## Exercise prompt
Only the pictures are omitted; repeat all other data exactly.

## Data excerpts
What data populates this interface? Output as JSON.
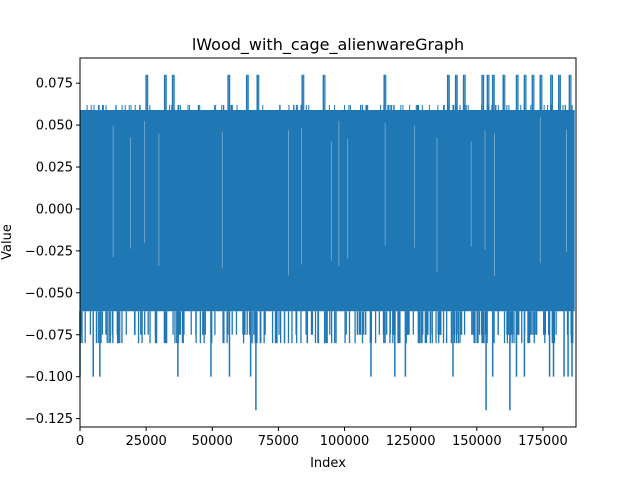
{
  "chart_data": {
    "type": "line",
    "title": "lWood_with_cage_alienwareGraph",
    "xlabel": "Index",
    "ylabel": "Value",
    "xlim": [
      0,
      187500
    ],
    "ylim": [
      -0.13,
      0.09
    ],
    "xticks": [
      0,
      25000,
      50000,
      75000,
      100000,
      125000,
      150000,
      175000
    ],
    "xtick_labels": [
      "0",
      "25000",
      "50000",
      "75000",
      "100000",
      "125000",
      "150000",
      "175000"
    ],
    "yticks": [
      -0.125,
      -0.1,
      -0.075,
      -0.05,
      -0.025,
      0.0,
      0.025,
      0.05,
      0.075
    ],
    "ytick_labels": [
      "−0.125",
      "−0.100",
      "−0.075",
      "−0.050",
      "−0.025",
      "0.000",
      "0.025",
      "0.050",
      "0.075"
    ],
    "grid": false,
    "series": [
      {
        "color": "#1f77b4",
        "x_range": [
          0,
          187000
        ],
        "band_upper": 0.059,
        "band_lower": -0.061,
        "peaks_high": [
          {
            "x": 25000,
            "y": 0.08
          },
          {
            "x": 32000,
            "y": 0.08
          },
          {
            "x": 35000,
            "y": 0.08
          },
          {
            "x": 56000,
            "y": 0.08
          },
          {
            "x": 63000,
            "y": 0.08
          },
          {
            "x": 67000,
            "y": 0.08
          },
          {
            "x": 84000,
            "y": 0.08
          },
          {
            "x": 92000,
            "y": 0.08
          },
          {
            "x": 115000,
            "y": 0.08
          },
          {
            "x": 139000,
            "y": 0.08
          },
          {
            "x": 142000,
            "y": 0.08
          },
          {
            "x": 145000,
            "y": 0.08
          },
          {
            "x": 152000,
            "y": 0.08
          },
          {
            "x": 154000,
            "y": 0.08
          },
          {
            "x": 156000,
            "y": 0.08
          },
          {
            "x": 160000,
            "y": 0.08
          },
          {
            "x": 165000,
            "y": 0.08
          },
          {
            "x": 168000,
            "y": 0.08
          },
          {
            "x": 171000,
            "y": 0.08
          },
          {
            "x": 174000,
            "y": 0.08
          },
          {
            "x": 178000,
            "y": 0.08
          },
          {
            "x": 181000,
            "y": 0.08
          },
          {
            "x": 185000,
            "y": 0.08
          }
        ],
        "peaks_low": [
          {
            "x": 0,
            "y": -0.1
          },
          {
            "x": 5000,
            "y": -0.1
          },
          {
            "x": 7500,
            "y": -0.1
          },
          {
            "x": 37000,
            "y": -0.1
          },
          {
            "x": 49500,
            "y": -0.1
          },
          {
            "x": 56500,
            "y": -0.1
          },
          {
            "x": 64500,
            "y": -0.1
          },
          {
            "x": 66500,
            "y": -0.12
          },
          {
            "x": 110000,
            "y": -0.1
          },
          {
            "x": 119000,
            "y": -0.1
          },
          {
            "x": 123000,
            "y": -0.1
          },
          {
            "x": 141000,
            "y": -0.1
          },
          {
            "x": 153500,
            "y": -0.12
          },
          {
            "x": 156000,
            "y": -0.1
          },
          {
            "x": 162500,
            "y": -0.12
          },
          {
            "x": 165000,
            "y": -0.1
          },
          {
            "x": 168000,
            "y": -0.1
          },
          {
            "x": 177500,
            "y": -0.1
          },
          {
            "x": 179000,
            "y": -0.1
          },
          {
            "x": 183000,
            "y": -0.1
          },
          {
            "x": 184500,
            "y": -0.1
          },
          {
            "x": 186000,
            "y": -0.1
          }
        ]
      }
    ]
  }
}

## Result for this task
What data populates this interface? Output as JSON.
{
  "chart_data": {
    "type": "line",
    "title": "lWood_with_cage_alienwareGraph",
    "xlabel": "Index",
    "ylabel": "Value",
    "xlim": [
      0,
      187500
    ],
    "ylim": [
      -0.13,
      0.09
    ],
    "xticks": [
      0,
      25000,
      50000,
      75000,
      100000,
      125000,
      150000,
      175000
    ],
    "xtick_labels": [
      "0",
      "25000",
      "50000",
      "75000",
      "100000",
      "125000",
      "150000",
      "175000"
    ],
    "yticks": [
      -0.125,
      -0.1,
      -0.075,
      -0.05,
      -0.025,
      0.0,
      0.025,
      0.05,
      0.075
    ],
    "ytick_labels": [
      "−0.125",
      "−0.100",
      "−0.075",
      "−0.050",
      "−0.025",
      "0.000",
      "0.025",
      "0.050",
      "0.075"
    ],
    "grid": false,
    "series": [
      {
        "color": "#1f77b4",
        "x_range": [
          0,
          187000
        ],
        "band_upper": 0.059,
        "band_lower": -0.061,
        "peaks_high": [
          {
            "x": 25000,
            "y": 0.08
          },
          {
            "x": 32000,
            "y": 0.08
          },
          {
            "x": 35000,
            "y": 0.08
          },
          {
            "x": 56000,
            "y": 0.08
          },
          {
            "x": 63000,
            "y": 0.08
          },
          {
            "x": 67000,
            "y": 0.08
          },
          {
            "x": 84000,
            "y": 0.08
          },
          {
            "x": 92000,
            "y": 0.08
          },
          {
            "x": 115000,
            "y": 0.08
          },
          {
            "x": 139000,
            "y": 0.08
          },
          {
            "x": 142000,
            "y": 0.08
          },
          {
            "x": 145000,
            "y": 0.08
          },
          {
            "x": 152000,
            "y": 0.08
          },
          {
            "x": 154000,
            "y": 0.08
          },
          {
            "x": 156000,
            "y": 0.08
          },
          {
            "x": 160000,
            "y": 0.08
          },
          {
            "x": 165000,
            "y": 0.08
          },
          {
            "x": 168000,
            "y": 0.08
          },
          {
            "x": 171000,
            "y": 0.08
          },
          {
            "x": 174000,
            "y": 0.08
          },
          {
            "x": 178000,
            "y": 0.08
          },
          {
            "x": 181000,
            "y": 0.08
          },
          {
            "x": 185000,
            "y": 0.08
          }
        ],
        "peaks_low": [
          {
            "x": 0,
            "y": -0.1
          },
          {
            "x": 5000,
            "y": -0.1
          },
          {
            "x": 7500,
            "y": -0.1
          },
          {
            "x": 37000,
            "y": -0.1
          },
          {
            "x": 49500,
            "y": -0.1
          },
          {
            "x": 56500,
            "y": -0.1
          },
          {
            "x": 64500,
            "y": -0.1
          },
          {
            "x": 66500,
            "y": -0.12
          },
          {
            "x": 110000,
            "y": -0.1
          },
          {
            "x": 119000,
            "y": -0.1
          },
          {
            "x": 123000,
            "y": -0.1
          },
          {
            "x": 141000,
            "y": -0.1
          },
          {
            "x": 153500,
            "y": -0.12
          },
          {
            "x": 156000,
            "y": -0.1
          },
          {
            "x": 162500,
            "y": -0.12
          },
          {
            "x": 165000,
            "y": -0.1
          },
          {
            "x": 168000,
            "y": -0.1
          },
          {
            "x": 177500,
            "y": -0.1
          },
          {
            "x": 179000,
            "y": -0.1
          },
          {
            "x": 183000,
            "y": -0.1
          },
          {
            "x": 184500,
            "y": -0.1
          },
          {
            "x": 186000,
            "y": -0.1
          }
        ]
      }
    ]
  }
}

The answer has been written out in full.